Copy out every line of the listing below exactly as it appears.

★ ★ ★ ★ ★ ★ ★

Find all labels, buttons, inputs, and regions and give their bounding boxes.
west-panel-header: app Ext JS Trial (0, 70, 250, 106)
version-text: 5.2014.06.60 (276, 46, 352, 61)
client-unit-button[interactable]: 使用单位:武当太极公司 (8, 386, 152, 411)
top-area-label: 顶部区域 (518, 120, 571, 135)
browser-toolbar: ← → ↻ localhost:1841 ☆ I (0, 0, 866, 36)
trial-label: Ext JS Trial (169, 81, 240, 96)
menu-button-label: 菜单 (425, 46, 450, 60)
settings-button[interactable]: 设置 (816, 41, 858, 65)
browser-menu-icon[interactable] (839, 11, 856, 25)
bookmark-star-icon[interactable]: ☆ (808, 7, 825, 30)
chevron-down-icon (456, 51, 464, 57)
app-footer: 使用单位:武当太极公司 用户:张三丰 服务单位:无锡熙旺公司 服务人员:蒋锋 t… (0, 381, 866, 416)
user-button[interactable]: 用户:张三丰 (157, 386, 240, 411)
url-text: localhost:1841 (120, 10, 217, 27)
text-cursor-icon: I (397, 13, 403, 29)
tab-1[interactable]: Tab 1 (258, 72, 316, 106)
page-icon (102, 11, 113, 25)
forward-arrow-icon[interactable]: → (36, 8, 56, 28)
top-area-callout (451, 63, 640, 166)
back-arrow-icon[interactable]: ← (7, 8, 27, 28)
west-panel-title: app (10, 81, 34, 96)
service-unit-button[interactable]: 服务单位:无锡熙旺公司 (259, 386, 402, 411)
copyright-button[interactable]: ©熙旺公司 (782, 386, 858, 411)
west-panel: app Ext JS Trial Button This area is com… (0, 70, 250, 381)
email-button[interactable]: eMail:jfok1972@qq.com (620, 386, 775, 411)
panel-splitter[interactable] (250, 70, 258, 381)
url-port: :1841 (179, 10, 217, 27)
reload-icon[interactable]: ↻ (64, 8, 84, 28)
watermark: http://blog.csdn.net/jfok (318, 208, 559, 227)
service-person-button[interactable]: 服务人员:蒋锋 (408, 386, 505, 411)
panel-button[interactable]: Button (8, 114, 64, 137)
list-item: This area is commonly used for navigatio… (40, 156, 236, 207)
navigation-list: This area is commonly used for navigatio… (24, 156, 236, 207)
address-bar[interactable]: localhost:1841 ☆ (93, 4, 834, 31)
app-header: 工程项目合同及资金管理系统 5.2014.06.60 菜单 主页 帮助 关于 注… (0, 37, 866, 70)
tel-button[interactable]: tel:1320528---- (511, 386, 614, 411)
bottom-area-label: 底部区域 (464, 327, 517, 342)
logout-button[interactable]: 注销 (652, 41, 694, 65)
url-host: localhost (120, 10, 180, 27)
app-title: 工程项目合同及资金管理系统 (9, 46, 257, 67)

★ ★ ★ ★ ★ ★ ★

**RESPONSE TO THIS EXERCISE**
Find all labels, buttons, inputs, and regions and give their bounding boxes.
west-panel-header: app Ext JS Trial (0, 70, 250, 106)
version-text: 5.2014.06.60 (276, 46, 352, 61)
client-unit-button[interactable]: 使用单位:武当太极公司 (8, 386, 152, 411)
top-area-label: 顶部区域 (518, 120, 571, 135)
browser-toolbar: ← → ↻ localhost:1841 ☆ I (0, 0, 866, 36)
trial-label: Ext JS Trial (169, 81, 240, 96)
menu-button-label: 菜单 (425, 46, 450, 60)
settings-button[interactable]: 设置 (816, 41, 858, 65)
browser-menu-icon[interactable] (839, 11, 856, 25)
bookmark-star-icon[interactable]: ☆ (808, 7, 825, 30)
chevron-down-icon (456, 51, 464, 57)
app-footer: 使用单位:武当太极公司 用户:张三丰 服务单位:无锡熙旺公司 服务人员:蒋锋 t… (0, 381, 866, 416)
user-button[interactable]: 用户:张三丰 (157, 386, 240, 411)
url-text: localhost:1841 (120, 10, 217, 27)
text-cursor-icon: I (397, 13, 403, 29)
tab-1[interactable]: Tab 1 (258, 72, 316, 106)
page-icon (102, 11, 113, 25)
forward-arrow-icon[interactable]: → (36, 8, 56, 28)
top-area-callout (451, 63, 640, 166)
back-arrow-icon[interactable]: ← (7, 8, 27, 28)
west-panel-title: app (10, 81, 34, 96)
service-unit-button[interactable]: 服务单位:无锡熙旺公司 (259, 386, 402, 411)
copyright-button[interactable]: ©熙旺公司 (782, 386, 858, 411)
west-panel: app Ext JS Trial Button This area is com… (0, 70, 250, 381)
email-button[interactable]: eMail:jfok1972@qq.com (620, 386, 775, 411)
panel-splitter[interactable] (250, 70, 258, 381)
url-port: :1841 (179, 10, 217, 27)
reload-icon[interactable]: ↻ (64, 8, 84, 28)
watermark: http://blog.csdn.net/jfok (318, 208, 559, 227)
service-person-button[interactable]: 服务人员:蒋锋 (408, 386, 505, 411)
panel-button[interactable]: Button (8, 114, 64, 137)
list-item: This area is commonly used for navigatio… (40, 156, 236, 207)
navigation-list: This area is commonly used for navigatio… (24, 156, 236, 207)
address-bar[interactable]: localhost:1841 ☆ (93, 4, 834, 31)
app-header: 工程项目合同及资金管理系统 5.2014.06.60 菜单 主页 帮助 关于 注… (0, 37, 866, 70)
tel-button[interactable]: tel:1320528---- (511, 386, 614, 411)
bottom-area-label: 底部区域 (464, 327, 517, 342)
logout-button[interactable]: 注销 (652, 41, 694, 65)
url-host: localhost (120, 10, 180, 27)
app-title: 工程项目合同及资金管理系统 (9, 46, 257, 67)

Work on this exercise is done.